■ Data supplied:
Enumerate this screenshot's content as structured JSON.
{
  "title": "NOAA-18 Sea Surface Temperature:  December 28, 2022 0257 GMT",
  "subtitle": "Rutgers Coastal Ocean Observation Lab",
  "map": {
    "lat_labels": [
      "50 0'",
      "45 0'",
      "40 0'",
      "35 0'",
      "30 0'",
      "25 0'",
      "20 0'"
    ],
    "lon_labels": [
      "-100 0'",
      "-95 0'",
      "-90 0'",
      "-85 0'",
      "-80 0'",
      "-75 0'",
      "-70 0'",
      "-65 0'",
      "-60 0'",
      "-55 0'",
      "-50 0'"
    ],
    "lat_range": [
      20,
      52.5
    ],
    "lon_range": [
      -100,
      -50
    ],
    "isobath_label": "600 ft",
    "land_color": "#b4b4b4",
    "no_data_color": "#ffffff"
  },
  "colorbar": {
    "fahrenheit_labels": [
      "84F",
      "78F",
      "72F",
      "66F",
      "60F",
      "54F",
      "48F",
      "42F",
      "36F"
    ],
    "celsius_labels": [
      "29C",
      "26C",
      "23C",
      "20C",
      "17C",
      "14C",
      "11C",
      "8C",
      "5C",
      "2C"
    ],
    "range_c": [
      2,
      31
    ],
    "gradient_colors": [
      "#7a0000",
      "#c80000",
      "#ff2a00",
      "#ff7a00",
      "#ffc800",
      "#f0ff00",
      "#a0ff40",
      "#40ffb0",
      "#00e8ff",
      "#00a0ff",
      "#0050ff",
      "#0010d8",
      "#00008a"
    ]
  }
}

■ Stated exercise: Extract the complete listing above, reproducing each line exactly.

■ Result:
Enumerate this screenshot's content as structured JSON.
{
  "title": "NOAA-18 Sea Surface Temperature:  December 28, 2022 0257 GMT",
  "subtitle": "Rutgers Coastal Ocean Observation Lab",
  "map": {
    "lat_labels": [
      "50 0'",
      "45 0'",
      "40 0'",
      "35 0'",
      "30 0'",
      "25 0'",
      "20 0'"
    ],
    "lon_labels": [
      "-100 0'",
      "-95 0'",
      "-90 0'",
      "-85 0'",
      "-80 0'",
      "-75 0'",
      "-70 0'",
      "-65 0'",
      "-60 0'",
      "-55 0'",
      "-50 0'"
    ],
    "lat_range": [
      20,
      52.5
    ],
    "lon_range": [
      -100,
      -50
    ],
    "isobath_label": "600 ft",
    "land_color": "#b4b4b4",
    "no_data_color": "#ffffff"
  },
  "colorbar": {
    "fahrenheit_labels": [
      "84F",
      "78F",
      "72F",
      "66F",
      "60F",
      "54F",
      "48F",
      "42F",
      "36F"
    ],
    "celsius_labels": [
      "29C",
      "26C",
      "23C",
      "20C",
      "17C",
      "14C",
      "11C",
      "8C",
      "5C",
      "2C"
    ],
    "range_c": [
      2,
      31
    ],
    "gradient_colors": [
      "#7a0000",
      "#c80000",
      "#ff2a00",
      "#ff7a00",
      "#ffc800",
      "#f0ff00",
      "#a0ff40",
      "#40ffb0",
      "#00e8ff",
      "#00a0ff",
      "#0050ff",
      "#0010d8",
      "#00008a"
    ]
  }
}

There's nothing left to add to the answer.